▸ **Goal**
Find the lines of data that contain the string "Steve", then list them.

▸ **Materials provided**
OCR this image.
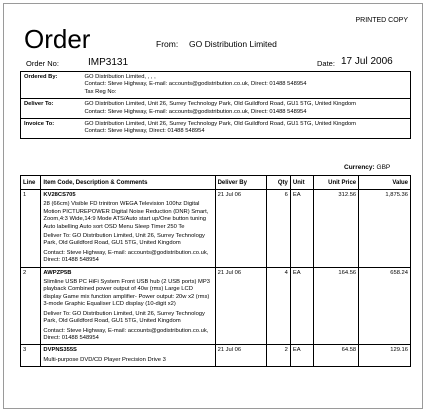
PRINTED COPY
Order	From: GO Distribution Limited
Order No:	IMP3131	Date: 17 Jul 2006
Ordered By:	GO Distribution Limited, , , ,
Contact: Steve Highway, E-mail: accounts@godistribution.co.uk, Direct: 01488 548954
Tax Reg No:

Deliver To:	GO Distribution Limited, Unit 26, Surrey Technology Park, Old Guildford Road, GU1 5TG, United Kingdom
Contact: Steve Highway, E-mail: accounts@godistribution.co.uk, Direct: 01488 548954

Invoice To:	GO Distribution Limited, Unit 26, Surrey Technology Park, Old Guildford Road, GU1 5TG, United Kingdom
Contact: Steve Highway, Direct: 01488 548954
Currency: GBP
Line	Item Code, Description & Comments	Deliver By	Qty	Unit	Unit Price	Value
1	KV28CS705
28 (66cm) Visible FD trinitron WEGA Television 100hz Digital Motion PICTUREPOWER Digital Noise Reduction (DNR) Smart, Zoom,4:3 Wide,14:9 Mode ATS/Auto start up/One button tuning Auto labelling Auto sort OSD Menu Sleep Timer 250 Te
Deliver To: GO Distribution Limited, Unit 26, Surrey Technology Park, Old Guildford Road, GU1 5TG, United Kingdom
Contact: Steve Highway, E-mail: accounts@godistribution.co.uk, Direct: 01488 548954	21 Jul 06	6	EA	312.56	1,875.36
2	AWPZP5B
Slimline USB PC HiFi System Front USB hub (2 USB ports) MP3 playback Combined power output of 40w (rms) Large LCD display Game mix function amplifier- Power output: 20w x2 (rms) 3-mode Graphic Equaliser LCD display (10-digit x2)
Deliver To: GO Distribution Limited, Unit 26, Surrey Technology Park, Old Guildford Road, GU1 5TG, United Kingdom
Contact: Steve Highway, E-mail: accounts@godistribution.co.uk, Direct: 01488 548954	21 Jul 06	4	EA	164.56	658.24
3	DVPNS355S
Multi-purpose DVD/CD Player Precision Drive 3	21 Jul 06	2	EA	64.58	129.16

▸ **Response to this task**
Contact: Steve Highway, E-mail: accounts@godistribution.co.uk, Direct: 01488 548954
Contact: Steve Highway, E-mail: accounts@godistribution.co.uk, Direct: 01488 548954
Contact: Steve Highway, Direct: 01488 548954
Contact: Steve Highway, E-mail: accounts@godistribution.co.uk, Direct: 01488 548954	21 Jul 06	6	EA	312.56	1,875.36
Contact: Steve Highway, E-mail: accounts@godistribution.co.uk, Direct: 01488 548954	21 Jul 06	4	EA	164.56	658.24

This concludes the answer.